**RAW DATA:**
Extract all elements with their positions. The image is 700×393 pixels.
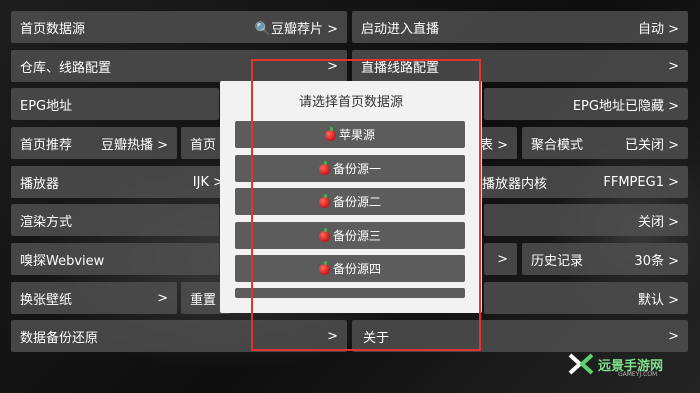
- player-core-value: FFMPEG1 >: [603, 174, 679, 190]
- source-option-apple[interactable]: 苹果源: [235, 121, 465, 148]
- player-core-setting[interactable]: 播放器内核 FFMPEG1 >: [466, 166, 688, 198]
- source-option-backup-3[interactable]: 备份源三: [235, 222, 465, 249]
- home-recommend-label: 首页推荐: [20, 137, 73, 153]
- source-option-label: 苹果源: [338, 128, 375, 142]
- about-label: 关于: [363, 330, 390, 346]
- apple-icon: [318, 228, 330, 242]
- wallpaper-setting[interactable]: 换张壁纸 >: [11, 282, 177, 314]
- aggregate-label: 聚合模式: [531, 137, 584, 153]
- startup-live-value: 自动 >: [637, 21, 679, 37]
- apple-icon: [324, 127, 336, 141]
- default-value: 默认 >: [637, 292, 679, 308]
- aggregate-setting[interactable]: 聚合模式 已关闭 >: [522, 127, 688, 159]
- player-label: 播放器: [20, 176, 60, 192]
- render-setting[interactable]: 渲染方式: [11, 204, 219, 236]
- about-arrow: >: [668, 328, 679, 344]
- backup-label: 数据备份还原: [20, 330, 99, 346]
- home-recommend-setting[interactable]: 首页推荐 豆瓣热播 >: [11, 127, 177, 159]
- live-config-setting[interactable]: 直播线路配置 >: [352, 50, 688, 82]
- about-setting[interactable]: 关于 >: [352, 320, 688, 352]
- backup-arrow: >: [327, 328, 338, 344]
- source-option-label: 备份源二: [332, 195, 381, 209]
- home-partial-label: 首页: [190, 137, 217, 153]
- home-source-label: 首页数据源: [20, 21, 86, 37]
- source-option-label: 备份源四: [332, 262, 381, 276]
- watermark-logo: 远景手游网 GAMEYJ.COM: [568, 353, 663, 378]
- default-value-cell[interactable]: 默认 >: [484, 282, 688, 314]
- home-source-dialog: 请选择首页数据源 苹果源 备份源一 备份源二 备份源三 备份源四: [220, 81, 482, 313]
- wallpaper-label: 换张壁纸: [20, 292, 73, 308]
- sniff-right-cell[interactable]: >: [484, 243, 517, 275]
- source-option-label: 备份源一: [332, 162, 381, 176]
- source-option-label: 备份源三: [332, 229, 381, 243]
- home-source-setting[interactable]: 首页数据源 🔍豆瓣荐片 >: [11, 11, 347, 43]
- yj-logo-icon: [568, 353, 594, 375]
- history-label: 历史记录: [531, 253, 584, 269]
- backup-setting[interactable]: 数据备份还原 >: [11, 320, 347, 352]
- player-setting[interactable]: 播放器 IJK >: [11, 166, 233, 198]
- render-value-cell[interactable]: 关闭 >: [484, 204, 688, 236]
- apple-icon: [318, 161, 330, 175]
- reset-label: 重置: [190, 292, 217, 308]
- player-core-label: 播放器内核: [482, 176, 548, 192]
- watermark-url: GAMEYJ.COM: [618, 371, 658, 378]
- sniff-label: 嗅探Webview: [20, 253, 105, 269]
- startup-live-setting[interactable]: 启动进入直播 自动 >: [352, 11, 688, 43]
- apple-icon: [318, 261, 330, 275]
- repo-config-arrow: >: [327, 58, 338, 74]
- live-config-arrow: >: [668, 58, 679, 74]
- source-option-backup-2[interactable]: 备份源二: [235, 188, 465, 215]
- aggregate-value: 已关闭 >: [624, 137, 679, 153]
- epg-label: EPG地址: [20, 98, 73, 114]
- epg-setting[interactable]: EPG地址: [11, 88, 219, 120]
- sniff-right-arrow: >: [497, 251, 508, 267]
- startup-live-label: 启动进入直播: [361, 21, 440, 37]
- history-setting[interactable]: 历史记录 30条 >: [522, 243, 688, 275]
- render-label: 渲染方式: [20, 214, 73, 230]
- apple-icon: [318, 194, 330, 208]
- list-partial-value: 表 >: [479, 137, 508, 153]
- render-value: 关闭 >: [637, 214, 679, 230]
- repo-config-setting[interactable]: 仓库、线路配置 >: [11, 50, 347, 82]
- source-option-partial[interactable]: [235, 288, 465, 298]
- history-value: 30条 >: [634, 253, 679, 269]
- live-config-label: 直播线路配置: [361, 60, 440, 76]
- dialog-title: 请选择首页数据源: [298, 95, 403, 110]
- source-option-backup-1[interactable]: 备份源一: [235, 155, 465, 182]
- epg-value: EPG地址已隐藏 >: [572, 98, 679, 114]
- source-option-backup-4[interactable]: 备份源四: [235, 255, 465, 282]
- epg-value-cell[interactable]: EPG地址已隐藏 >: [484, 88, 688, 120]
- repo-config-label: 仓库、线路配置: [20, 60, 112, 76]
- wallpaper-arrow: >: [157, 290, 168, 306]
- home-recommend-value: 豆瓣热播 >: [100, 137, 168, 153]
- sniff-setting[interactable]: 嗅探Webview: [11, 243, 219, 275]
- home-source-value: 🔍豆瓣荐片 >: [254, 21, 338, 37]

**INSTRUCTIONS TO FOLLOW:** Convert the lines above into a numbered list, leaving out any blank lines and the picture.

**COMPLETED TASK:**
1. Extract all elements with their positions. The image is 700×393 pixels.
2. - player-core-value: FFMPEG1 >: [603, 174, 679, 190]
3. - source-option-apple[interactable]: 苹果源: [235, 121, 465, 148]
4. - player-core-setting[interactable]: 播放器内核 FFMPEG1 >: [466, 166, 688, 198]
5. - source-option-backup-3[interactable]: 备份源三: [235, 222, 465, 249]
6. - home-recommend-label: 首页推荐: [20, 137, 73, 153]
7. - source-option-label: 苹果源: [338, 128, 375, 142]
8. - about-label: 关于: [363, 330, 390, 346]
9. - apple-icon: [318, 228, 330, 242]
10. - wallpaper-setting[interactable]: 换张壁纸 >: [11, 282, 177, 314]
11. - aggregate-label: 聚合模式: [531, 137, 584, 153]
12. - startup-live-value: 自动 >: [637, 21, 679, 37]
13. - apple-icon: [324, 127, 336, 141]
14. - default-value: 默认 >: [637, 292, 679, 308]
15. - aggregate-setting[interactable]: 聚合模式 已关闭 >: [522, 127, 688, 159]
16. - player-label: 播放器: [20, 176, 60, 192]
17. - render-setting[interactable]: 渲染方式: [11, 204, 219, 236]
18. - about-arrow: >: [668, 328, 679, 344]
19. - backup-label: 数据备份还原: [20, 330, 99, 346]
20. - home-recommend-setting[interactable]: 首页推荐 豆瓣热播 >: [11, 127, 177, 159]
21. - live-config-setting[interactable]: 直播线路配置 >: [352, 50, 688, 82]
22. - about-setting[interactable]: 关于 >: [352, 320, 688, 352]
23. - backup-arrow: >: [327, 328, 338, 344]
24. - source-option-label: 备份源二: [332, 195, 381, 209]
25. - home-partial-label: 首页: [190, 137, 217, 153]
26. - home-source-label: 首页数据源: [20, 21, 86, 37]
27. - source-option-label: 备份源四: [332, 262, 381, 276]
28. - watermark-logo: 远景手游网 GAMEYJ.COM: [568, 353, 663, 378]
29. - default-value-cell[interactable]: 默认 >: [484, 282, 688, 314]
30. - home-source-dialog: 请选择首页数据源 苹果源 备份源一 备份源二 备份源三 备份源四: [220, 81, 482, 313]
31. - wallpaper-label: 换张壁纸: [20, 292, 73, 308]
32. - sniff-right-cell[interactable]: >: [484, 243, 517, 275]
33. - source-option-label: 备份源一: [332, 162, 381, 176]
34. - source-option-label: 备份源三: [332, 229, 381, 243]
35. - home-source-setting[interactable]: 首页数据源 🔍豆瓣荐片 >: [11, 11, 347, 43]
36. - yj-logo-icon: [568, 353, 594, 375]
37. - history-label: 历史记录: [531, 253, 584, 269]
38. - backup-setting[interactable]: 数据备份还原 >: [11, 320, 347, 352]
39. - player-setting[interactable]: 播放器 IJK >: [11, 166, 233, 198]
40. - render-value-cell[interactable]: 关闭 >: [484, 204, 688, 236]
41. - apple-icon: [318, 161, 330, 175]
42. - reset-label: 重置: [190, 292, 217, 308]
43. - player-core-label: 播放器内核: [482, 176, 548, 192]
44. - watermark-url: GAMEYJ.COM: [618, 371, 658, 378]
45. - sniff-label: 嗅探Webview: [20, 253, 105, 269]
46. - startup-live-setting[interactable]: 启动进入直播 自动 >: [352, 11, 688, 43]
47. - apple-icon: [318, 261, 330, 275]
48. - repo-config-arrow: >: [327, 58, 338, 74]
49. - live-config-arrow: >: [668, 58, 679, 74]
50. - source-option-backup-2[interactable]: 备份源二: [235, 188, 465, 215]
51. - aggregate-value: 已关闭 >: [624, 137, 679, 153]
52. - epg-label: EPG地址: [20, 98, 73, 114]
53. - epg-setting[interactable]: EPG地址: [11, 88, 219, 120]
54. - sniff-right-arrow: >: [497, 251, 508, 267]
55. - startup-live-label: 启动进入直播: [361, 21, 440, 37]
56. - history-setting[interactable]: 历史记录 30条 >: [522, 243, 688, 275]
57. - render-label: 渲染方式: [20, 214, 73, 230]
58. - apple-icon: [318, 194, 330, 208]
59. - list-partial-value: 表 >: [479, 137, 508, 153]
60. - render-value: 关闭 >: [637, 214, 679, 230]
61. - repo-config-setting[interactable]: 仓库、线路配置 >: [11, 50, 347, 82]
62. - source-option-partial[interactable]: [235, 288, 465, 298]
63. - history-value: 30条 >: [634, 253, 679, 269]
64. - live-config-label: 直播线路配置: [361, 60, 440, 76]
65. - dialog-title: 请选择首页数据源: [298, 95, 403, 110]
66. - source-option-backup-1[interactable]: 备份源一: [235, 155, 465, 182]
67. - epg-value: EPG地址已隐藏 >: [572, 98, 679, 114]
68. - source-option-backup-4[interactable]: 备份源四: [235, 255, 465, 282]
69. - epg-value-cell[interactable]: EPG地址已隐藏 >: [484, 88, 688, 120]
70. - repo-config-label: 仓库、线路配置: [20, 60, 112, 76]
71. - wallpaper-arrow: >: [157, 290, 168, 306]
72. - home-recommend-value: 豆瓣热播 >: [100, 137, 168, 153]
73. - sniff-setting[interactable]: 嗅探Webview: [11, 243, 219, 275]
74. - home-source-value: 🔍豆瓣荐片 >: [254, 21, 338, 37]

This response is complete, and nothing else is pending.